> Records for the exercise:
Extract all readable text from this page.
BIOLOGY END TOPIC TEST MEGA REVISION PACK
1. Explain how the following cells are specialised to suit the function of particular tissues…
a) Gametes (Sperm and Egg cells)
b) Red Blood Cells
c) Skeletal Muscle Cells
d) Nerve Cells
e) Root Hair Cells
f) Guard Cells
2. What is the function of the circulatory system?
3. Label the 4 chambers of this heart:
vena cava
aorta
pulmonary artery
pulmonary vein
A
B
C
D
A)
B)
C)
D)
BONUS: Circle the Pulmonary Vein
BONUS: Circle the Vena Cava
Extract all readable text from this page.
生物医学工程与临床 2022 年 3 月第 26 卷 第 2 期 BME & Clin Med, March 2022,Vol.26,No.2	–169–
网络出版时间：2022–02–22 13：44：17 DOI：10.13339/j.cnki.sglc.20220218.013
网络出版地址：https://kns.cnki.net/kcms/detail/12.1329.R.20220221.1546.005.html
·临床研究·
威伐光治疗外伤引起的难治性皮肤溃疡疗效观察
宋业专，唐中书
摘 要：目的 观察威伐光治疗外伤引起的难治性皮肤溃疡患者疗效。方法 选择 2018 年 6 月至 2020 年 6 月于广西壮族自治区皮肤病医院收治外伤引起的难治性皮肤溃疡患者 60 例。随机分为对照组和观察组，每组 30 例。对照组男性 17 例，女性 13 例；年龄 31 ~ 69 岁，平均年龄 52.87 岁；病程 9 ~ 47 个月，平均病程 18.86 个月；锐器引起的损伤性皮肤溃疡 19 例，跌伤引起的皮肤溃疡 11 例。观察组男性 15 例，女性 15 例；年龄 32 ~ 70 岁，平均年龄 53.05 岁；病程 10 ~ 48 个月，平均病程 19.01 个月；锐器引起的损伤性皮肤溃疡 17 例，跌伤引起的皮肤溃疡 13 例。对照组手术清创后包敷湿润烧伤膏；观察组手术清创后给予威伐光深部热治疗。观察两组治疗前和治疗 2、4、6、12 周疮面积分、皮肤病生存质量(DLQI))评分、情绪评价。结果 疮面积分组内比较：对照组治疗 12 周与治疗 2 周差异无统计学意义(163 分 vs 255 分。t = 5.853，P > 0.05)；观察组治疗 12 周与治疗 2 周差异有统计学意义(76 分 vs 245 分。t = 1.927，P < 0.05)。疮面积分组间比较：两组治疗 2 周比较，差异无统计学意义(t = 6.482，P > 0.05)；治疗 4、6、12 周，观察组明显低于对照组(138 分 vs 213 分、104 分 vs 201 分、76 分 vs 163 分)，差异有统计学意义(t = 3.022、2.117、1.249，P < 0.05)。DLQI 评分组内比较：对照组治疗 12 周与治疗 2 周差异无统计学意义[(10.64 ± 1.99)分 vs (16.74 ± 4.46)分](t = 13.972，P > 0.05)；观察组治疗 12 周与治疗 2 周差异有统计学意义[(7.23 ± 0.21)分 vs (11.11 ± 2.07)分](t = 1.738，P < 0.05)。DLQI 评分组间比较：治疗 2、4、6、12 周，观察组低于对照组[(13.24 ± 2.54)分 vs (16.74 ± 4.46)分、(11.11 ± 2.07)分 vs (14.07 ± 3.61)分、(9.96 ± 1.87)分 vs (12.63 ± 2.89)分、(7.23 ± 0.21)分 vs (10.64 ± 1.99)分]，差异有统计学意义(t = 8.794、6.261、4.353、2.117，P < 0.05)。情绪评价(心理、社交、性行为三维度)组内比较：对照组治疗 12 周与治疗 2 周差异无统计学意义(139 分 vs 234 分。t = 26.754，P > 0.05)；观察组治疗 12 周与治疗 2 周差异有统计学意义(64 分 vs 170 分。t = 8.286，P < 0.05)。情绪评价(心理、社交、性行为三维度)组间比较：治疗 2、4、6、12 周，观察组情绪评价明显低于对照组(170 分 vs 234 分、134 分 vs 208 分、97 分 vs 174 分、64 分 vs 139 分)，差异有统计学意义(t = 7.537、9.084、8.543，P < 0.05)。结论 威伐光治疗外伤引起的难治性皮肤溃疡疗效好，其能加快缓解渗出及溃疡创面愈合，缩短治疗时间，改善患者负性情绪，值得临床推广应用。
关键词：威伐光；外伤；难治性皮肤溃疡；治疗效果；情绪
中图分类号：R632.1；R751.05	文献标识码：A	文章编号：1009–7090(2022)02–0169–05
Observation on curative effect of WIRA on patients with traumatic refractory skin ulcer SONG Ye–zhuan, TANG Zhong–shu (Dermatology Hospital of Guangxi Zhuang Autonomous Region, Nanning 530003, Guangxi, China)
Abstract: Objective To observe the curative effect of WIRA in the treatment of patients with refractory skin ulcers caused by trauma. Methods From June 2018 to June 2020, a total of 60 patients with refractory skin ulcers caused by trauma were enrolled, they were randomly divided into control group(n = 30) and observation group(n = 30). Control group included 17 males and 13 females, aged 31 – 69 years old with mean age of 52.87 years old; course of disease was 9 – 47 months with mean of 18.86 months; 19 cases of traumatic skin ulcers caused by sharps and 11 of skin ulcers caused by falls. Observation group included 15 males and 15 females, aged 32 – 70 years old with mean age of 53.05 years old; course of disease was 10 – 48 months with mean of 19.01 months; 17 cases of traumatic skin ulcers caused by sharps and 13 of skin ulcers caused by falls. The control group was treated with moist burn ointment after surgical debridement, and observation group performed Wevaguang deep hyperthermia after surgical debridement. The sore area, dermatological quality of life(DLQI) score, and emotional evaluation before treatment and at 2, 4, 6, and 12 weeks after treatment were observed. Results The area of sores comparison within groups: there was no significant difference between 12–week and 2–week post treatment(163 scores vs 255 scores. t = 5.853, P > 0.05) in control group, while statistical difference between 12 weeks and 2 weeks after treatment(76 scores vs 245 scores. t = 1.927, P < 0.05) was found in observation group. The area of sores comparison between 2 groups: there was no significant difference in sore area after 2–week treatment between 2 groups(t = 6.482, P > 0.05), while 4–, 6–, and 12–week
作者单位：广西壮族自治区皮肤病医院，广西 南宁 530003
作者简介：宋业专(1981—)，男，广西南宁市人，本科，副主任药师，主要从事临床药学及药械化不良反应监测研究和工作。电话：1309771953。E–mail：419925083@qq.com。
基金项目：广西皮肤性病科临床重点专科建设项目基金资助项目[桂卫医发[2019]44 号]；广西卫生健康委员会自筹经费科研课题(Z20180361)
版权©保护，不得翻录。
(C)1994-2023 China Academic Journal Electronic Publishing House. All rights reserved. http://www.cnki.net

> Requirement:
The string "BONUS" appears on how many lines of the records? State the number alone.

> Output:
2